- **Request**: Identify, in the records below, every line where the string "unsur" appears, and copy each such line.

(Saved entries)
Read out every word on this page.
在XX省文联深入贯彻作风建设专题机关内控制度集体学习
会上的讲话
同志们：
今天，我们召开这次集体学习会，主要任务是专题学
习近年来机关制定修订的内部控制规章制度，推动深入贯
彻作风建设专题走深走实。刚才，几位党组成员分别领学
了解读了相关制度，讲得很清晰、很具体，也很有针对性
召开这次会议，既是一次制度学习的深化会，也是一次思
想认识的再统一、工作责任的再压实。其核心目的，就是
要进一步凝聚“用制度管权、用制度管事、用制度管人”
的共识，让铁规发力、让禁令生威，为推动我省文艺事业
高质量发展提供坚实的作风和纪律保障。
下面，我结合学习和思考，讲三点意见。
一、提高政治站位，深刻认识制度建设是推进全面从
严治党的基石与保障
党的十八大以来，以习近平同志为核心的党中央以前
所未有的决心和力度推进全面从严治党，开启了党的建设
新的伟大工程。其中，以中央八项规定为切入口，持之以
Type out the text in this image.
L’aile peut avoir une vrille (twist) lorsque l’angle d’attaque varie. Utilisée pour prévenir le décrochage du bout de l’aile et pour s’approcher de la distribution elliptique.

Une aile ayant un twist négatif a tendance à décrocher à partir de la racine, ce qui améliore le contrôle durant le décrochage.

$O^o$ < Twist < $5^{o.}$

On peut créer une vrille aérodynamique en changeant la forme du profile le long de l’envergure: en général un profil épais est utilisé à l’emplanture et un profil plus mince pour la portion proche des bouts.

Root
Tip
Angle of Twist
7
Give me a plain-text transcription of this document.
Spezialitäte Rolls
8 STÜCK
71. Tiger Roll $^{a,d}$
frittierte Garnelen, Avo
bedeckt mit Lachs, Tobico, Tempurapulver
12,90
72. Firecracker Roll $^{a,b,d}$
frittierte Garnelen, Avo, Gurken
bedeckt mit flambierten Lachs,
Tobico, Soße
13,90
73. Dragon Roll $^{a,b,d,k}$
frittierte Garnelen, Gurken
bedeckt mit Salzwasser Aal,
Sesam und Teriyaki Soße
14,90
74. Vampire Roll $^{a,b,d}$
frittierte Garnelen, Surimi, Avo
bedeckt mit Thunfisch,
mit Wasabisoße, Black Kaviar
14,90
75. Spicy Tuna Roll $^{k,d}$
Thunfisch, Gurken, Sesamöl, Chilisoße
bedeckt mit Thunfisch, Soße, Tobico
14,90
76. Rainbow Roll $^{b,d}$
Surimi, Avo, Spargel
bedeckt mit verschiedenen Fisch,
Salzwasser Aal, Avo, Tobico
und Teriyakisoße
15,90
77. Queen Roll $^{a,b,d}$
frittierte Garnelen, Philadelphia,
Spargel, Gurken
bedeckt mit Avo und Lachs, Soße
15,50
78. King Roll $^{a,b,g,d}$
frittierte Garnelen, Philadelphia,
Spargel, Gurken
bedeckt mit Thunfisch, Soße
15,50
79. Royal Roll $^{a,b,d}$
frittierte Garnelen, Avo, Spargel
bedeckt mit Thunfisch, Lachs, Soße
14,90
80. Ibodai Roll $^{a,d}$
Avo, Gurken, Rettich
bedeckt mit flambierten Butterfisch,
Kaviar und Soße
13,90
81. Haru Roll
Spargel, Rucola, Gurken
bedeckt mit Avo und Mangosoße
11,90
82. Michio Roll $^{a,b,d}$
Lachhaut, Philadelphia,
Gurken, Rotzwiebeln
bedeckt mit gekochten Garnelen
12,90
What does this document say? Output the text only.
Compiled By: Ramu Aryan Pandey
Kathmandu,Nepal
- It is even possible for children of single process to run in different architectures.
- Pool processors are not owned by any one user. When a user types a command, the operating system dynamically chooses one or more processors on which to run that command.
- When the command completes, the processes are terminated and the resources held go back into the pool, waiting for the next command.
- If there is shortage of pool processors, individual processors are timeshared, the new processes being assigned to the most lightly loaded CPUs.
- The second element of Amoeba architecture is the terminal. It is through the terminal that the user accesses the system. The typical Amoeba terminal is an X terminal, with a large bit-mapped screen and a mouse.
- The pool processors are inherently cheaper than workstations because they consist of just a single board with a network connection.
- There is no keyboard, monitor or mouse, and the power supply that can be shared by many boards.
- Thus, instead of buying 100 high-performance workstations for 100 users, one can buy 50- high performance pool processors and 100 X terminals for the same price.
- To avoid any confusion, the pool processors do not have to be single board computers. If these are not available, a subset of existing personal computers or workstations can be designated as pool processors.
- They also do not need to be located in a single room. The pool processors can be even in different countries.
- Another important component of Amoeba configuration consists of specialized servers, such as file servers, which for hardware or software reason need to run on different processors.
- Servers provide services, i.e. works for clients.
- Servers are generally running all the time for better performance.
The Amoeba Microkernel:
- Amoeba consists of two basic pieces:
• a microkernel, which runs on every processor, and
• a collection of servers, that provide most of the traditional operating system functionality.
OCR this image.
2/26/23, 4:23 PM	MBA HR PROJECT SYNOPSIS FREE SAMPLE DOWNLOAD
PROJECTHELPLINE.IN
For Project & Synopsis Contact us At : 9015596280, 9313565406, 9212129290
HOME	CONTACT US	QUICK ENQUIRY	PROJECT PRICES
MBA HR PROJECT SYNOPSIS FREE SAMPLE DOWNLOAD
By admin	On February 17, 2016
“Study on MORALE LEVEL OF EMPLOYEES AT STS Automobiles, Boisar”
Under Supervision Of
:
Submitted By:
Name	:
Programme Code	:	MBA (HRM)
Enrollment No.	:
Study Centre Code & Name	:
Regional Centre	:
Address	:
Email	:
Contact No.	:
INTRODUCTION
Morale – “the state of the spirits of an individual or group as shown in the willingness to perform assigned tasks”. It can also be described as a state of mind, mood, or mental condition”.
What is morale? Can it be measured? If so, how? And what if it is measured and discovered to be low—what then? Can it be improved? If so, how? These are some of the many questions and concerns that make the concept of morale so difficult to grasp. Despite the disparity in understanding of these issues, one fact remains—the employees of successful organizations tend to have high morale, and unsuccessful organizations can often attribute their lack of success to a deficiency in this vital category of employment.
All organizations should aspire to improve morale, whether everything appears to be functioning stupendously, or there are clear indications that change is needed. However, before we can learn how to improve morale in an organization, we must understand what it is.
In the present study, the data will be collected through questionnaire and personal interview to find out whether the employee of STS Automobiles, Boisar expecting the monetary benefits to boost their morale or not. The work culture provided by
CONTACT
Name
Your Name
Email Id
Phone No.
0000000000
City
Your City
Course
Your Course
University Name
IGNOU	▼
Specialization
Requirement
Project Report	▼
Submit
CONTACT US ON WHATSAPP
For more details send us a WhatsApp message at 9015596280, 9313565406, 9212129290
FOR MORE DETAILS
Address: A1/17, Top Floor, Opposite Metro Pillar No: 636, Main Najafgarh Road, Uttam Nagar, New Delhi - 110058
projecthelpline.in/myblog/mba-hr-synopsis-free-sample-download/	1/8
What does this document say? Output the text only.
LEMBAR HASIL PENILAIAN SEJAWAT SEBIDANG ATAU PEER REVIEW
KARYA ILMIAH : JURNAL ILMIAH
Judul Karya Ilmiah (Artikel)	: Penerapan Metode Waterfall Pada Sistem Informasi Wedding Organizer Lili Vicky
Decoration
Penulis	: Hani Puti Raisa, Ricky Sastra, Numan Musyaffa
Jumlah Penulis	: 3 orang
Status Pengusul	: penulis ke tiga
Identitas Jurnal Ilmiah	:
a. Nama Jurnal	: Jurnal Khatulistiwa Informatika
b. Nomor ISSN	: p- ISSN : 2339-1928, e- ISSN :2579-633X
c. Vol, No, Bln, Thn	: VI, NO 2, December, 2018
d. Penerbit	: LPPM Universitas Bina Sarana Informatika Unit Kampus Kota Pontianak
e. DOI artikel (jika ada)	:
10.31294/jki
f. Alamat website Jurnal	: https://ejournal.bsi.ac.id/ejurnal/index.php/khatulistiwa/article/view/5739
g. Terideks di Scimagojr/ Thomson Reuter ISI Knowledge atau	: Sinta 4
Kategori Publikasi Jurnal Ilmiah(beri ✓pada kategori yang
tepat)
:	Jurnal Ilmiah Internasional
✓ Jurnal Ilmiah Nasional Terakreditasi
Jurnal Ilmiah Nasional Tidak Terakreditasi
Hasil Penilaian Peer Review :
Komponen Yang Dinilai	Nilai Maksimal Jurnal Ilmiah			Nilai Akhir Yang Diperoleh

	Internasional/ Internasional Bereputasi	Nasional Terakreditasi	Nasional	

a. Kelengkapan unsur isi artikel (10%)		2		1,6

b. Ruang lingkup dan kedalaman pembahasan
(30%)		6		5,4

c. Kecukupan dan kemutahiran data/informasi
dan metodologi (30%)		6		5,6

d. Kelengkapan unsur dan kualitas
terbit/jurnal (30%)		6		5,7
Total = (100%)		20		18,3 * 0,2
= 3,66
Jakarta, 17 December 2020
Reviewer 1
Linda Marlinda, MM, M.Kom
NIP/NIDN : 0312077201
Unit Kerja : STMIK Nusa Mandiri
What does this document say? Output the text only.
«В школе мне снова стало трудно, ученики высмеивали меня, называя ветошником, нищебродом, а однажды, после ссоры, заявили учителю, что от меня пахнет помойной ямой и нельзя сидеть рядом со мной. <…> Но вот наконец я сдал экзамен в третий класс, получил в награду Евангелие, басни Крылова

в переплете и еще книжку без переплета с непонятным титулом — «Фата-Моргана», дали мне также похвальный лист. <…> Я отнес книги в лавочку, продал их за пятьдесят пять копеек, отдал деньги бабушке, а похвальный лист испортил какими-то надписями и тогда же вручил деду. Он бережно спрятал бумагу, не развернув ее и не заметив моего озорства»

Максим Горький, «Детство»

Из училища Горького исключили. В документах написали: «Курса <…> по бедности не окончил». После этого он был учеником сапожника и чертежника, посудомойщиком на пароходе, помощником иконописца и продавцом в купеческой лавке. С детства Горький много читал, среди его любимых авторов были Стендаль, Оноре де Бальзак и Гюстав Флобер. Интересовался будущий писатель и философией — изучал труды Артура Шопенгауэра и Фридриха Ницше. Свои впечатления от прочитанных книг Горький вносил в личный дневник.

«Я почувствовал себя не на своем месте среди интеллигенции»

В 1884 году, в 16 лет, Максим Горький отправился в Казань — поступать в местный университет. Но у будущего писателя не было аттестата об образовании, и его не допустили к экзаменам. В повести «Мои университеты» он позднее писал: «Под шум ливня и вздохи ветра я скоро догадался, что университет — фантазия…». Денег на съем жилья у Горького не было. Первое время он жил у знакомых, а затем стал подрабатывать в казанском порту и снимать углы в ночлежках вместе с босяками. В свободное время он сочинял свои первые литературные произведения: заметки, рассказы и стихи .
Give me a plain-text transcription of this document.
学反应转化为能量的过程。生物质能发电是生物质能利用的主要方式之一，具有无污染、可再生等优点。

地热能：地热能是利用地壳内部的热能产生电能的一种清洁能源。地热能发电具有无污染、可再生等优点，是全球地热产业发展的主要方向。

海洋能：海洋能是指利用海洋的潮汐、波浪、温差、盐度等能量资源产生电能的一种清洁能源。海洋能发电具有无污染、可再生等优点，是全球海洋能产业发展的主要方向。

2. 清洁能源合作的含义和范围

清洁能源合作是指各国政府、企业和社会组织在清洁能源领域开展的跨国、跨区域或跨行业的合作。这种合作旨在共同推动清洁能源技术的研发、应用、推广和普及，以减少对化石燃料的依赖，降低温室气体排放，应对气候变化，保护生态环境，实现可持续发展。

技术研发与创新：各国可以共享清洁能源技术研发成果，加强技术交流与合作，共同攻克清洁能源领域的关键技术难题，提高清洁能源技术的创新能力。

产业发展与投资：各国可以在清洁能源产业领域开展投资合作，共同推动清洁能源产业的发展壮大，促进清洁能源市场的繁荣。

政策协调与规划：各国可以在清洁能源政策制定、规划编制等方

- **Answer below**:
a. Kelengkapan unsur isi artikel (10%)		2		1,6
d. Kelengkapan unsur dan kualitas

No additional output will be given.